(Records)

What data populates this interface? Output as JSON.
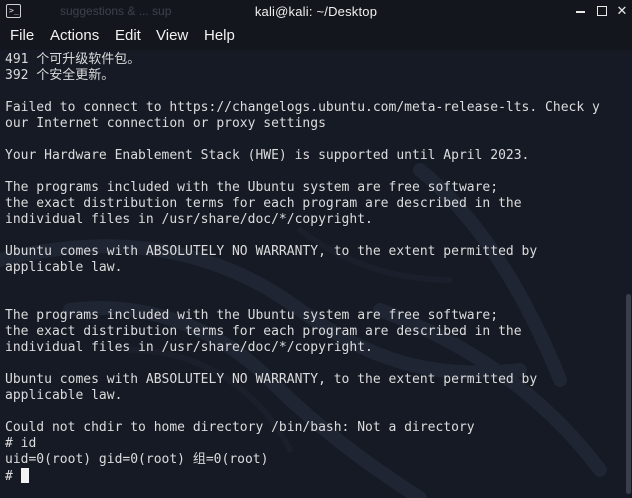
{
  "window": {
    "title": "kali@kali: ~/Desktop",
    "background_tab_text": "suggestions & ... sup",
    "controls": {
      "minimize": "minimize",
      "maximize": "maximize",
      "close": "✕"
    },
    "icon": "terminal-icon",
    "icon_glyph": ">_"
  },
  "menu": {
    "items": [
      "File",
      "Actions",
      "Edit",
      "View",
      "Help"
    ]
  },
  "terminal": {
    "lines": [
      "491 个可升级软件包。",
      "392 个安全更新。",
      "",
      "Failed to connect to https://changelogs.ubuntu.com/meta-release-lts. Check y",
      "our Internet connection or proxy settings",
      "",
      "Your Hardware Enablement Stack (HWE) is supported until April 2023.",
      "",
      "The programs included with the Ubuntu system are free software;",
      "the exact distribution terms for each program are described in the",
      "individual files in /usr/share/doc/*/copyright.",
      "",
      "Ubuntu comes with ABSOLUTELY NO WARRANTY, to the extent permitted by",
      "applicable law.",
      "",
      "",
      "The programs included with the Ubuntu system are free software;",
      "the exact distribution terms for each program are described in the",
      "individual files in /usr/share/doc/*/copyright.",
      "",
      "Ubuntu comes with ABSOLUTELY NO WARRANTY, to the extent permitted by",
      "applicable law.",
      "",
      "Could not chdir to home directory /bin/bash: Not a directory",
      "# id",
      "uid=0(root) gid=0(root) 组=0(root)"
    ],
    "prompt": "# "
  },
  "colors": {
    "terminal_bg": "#151a24",
    "text": "#dcdcdc",
    "chrome": "#14161d"
  }
}
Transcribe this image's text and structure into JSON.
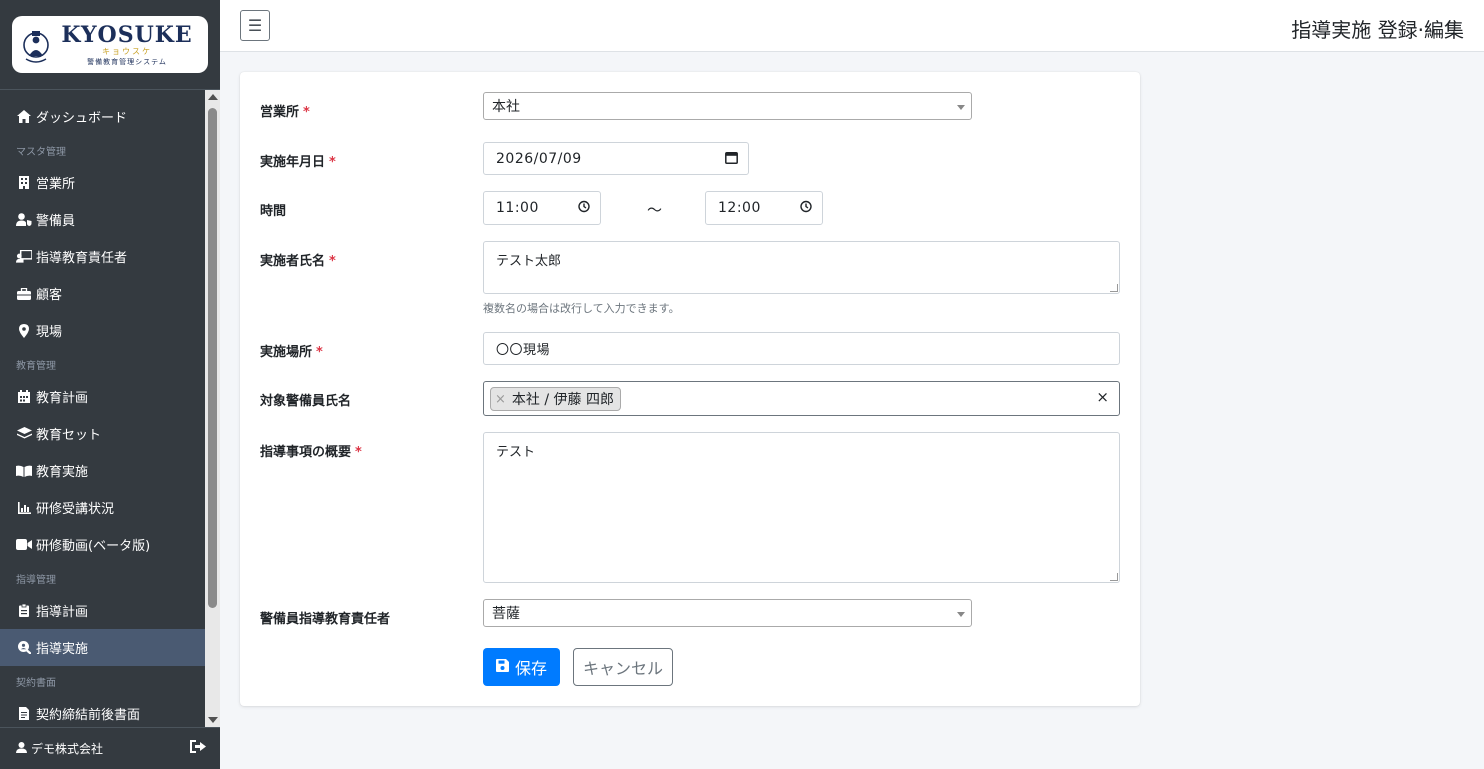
{
  "brand": {
    "name": "KYOSUKE",
    "kana": "キョウスケ",
    "subtitle": "警備教育管理システム"
  },
  "sidebar": {
    "items": [
      {
        "type": "item",
        "label": "ダッシュボード",
        "icon": "home-icon"
      },
      {
        "type": "header",
        "label": "マスタ管理"
      },
      {
        "type": "item",
        "label": "営業所",
        "icon": "building-icon"
      },
      {
        "type": "item",
        "label": "警備員",
        "icon": "user-shield-icon"
      },
      {
        "type": "item",
        "label": "指導教育責任者",
        "icon": "chalkboard-teacher-icon"
      },
      {
        "type": "item",
        "label": "顧客",
        "icon": "briefcase-icon"
      },
      {
        "type": "item",
        "label": "現場",
        "icon": "map-marker-icon"
      },
      {
        "type": "header",
        "label": "教育管理"
      },
      {
        "type": "item",
        "label": "教育計画",
        "icon": "calendar-icon"
      },
      {
        "type": "item",
        "label": "教育セット",
        "icon": "layer-group-icon"
      },
      {
        "type": "item",
        "label": "教育実施",
        "icon": "book-open-icon"
      },
      {
        "type": "item",
        "label": "研修受講状況",
        "icon": "chart-bar-icon"
      },
      {
        "type": "item",
        "label": "研修動画(ベータ版)",
        "icon": "video-icon"
      },
      {
        "type": "header",
        "label": "指導管理"
      },
      {
        "type": "item",
        "label": "指導計画",
        "icon": "clipboard-icon"
      },
      {
        "type": "item",
        "label": "指導実施",
        "icon": "search-user-icon",
        "active": true
      },
      {
        "type": "header",
        "label": "契約書面"
      },
      {
        "type": "item",
        "label": "契約締結前後書面",
        "icon": "file-contract-icon"
      }
    ],
    "footer_user": "デモ株式会社"
  },
  "header": {
    "menu_toggle_glyph": "☰",
    "title": "指導実施 登録·編集"
  },
  "form": {
    "office": {
      "label": "営業所",
      "value": "本社",
      "required": true
    },
    "date": {
      "label": "実施年月日",
      "value": "2026/07/09",
      "required": true
    },
    "time": {
      "label": "時間",
      "start": "11:00",
      "end": "12:00",
      "separator": "～"
    },
    "implementer": {
      "label": "実施者氏名",
      "value": "テスト太郎",
      "help": "複数名の場合は改行して入力できます。",
      "required": true
    },
    "place": {
      "label": "実施場所",
      "value": "〇〇現場",
      "required": true
    },
    "guards": {
      "label": "対象警備員氏名",
      "tags": [
        "本社 / 伊藤 四郎"
      ]
    },
    "summary": {
      "label": "指導事項の概要",
      "value": "テスト",
      "required": true
    },
    "manager": {
      "label": "警備員指導教育責任者",
      "value": "菩薩"
    },
    "required_mark": "*"
  },
  "buttons": {
    "save": "保存",
    "cancel": "キャンセル"
  },
  "colors": {
    "sidebar_bg": "#343a40",
    "primary": "#007bff",
    "required": "#dc3545"
  }
}
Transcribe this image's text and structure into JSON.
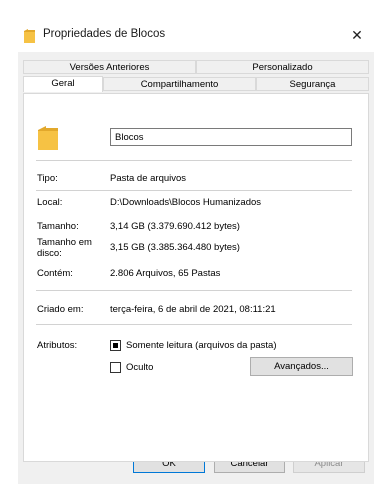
{
  "window": {
    "title": "Propriedades de Blocos",
    "title_icon": "folder-icon",
    "close_glyph": "✕"
  },
  "tabs": {
    "row1": [
      {
        "label": "Versões Anteriores"
      },
      {
        "label": "Personalizado"
      }
    ],
    "row2": [
      {
        "label": "Geral",
        "selected": true
      },
      {
        "label": "Compartilhamento"
      },
      {
        "label": "Segurança"
      }
    ]
  },
  "general": {
    "name_value": "Blocos",
    "rows": [
      {
        "label": "Tipo:",
        "value": "Pasta de arquivos"
      },
      {
        "label": "Local:",
        "value": "D:\\Downloads\\Blocos Humanizados"
      },
      {
        "label": "Tamanho:",
        "value": "3,14 GB (3.379.690.412 bytes)"
      },
      {
        "label": "Tamanho em disco:",
        "value": "3,15 GB (3.385.364.480 bytes)"
      },
      {
        "label": "Contém:",
        "value": "2.806 Arquivos, 65 Pastas"
      }
    ],
    "created_label": "Criado em:",
    "created_value": "terça-feira, 6 de abril de 2021, 08:11:21",
    "attributes_label": "Atributos:",
    "readonly_label": "Somente leitura (arquivos da pasta)",
    "readonly_state": "indeterminate",
    "hidden_label": "Oculto",
    "hidden_checked": false,
    "advanced_label": "Avançados..."
  },
  "footer": {
    "ok_label": "OK",
    "cancel_label": "Cancelar",
    "apply_label": "Aplicar",
    "apply_enabled": false
  },
  "colors": {
    "folder": "#f6c244",
    "folder_shade": "#e2a82b",
    "accent": "#0078d7"
  }
}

> [Exercise aim]
Pull out all lines from the entries above in which the word "bytes" appears.

> [Solution]
        "value": "3,14 GB (3.379.690.412 bytes)"
        "value": "3,15 GB (3.385.364.480 bytes)"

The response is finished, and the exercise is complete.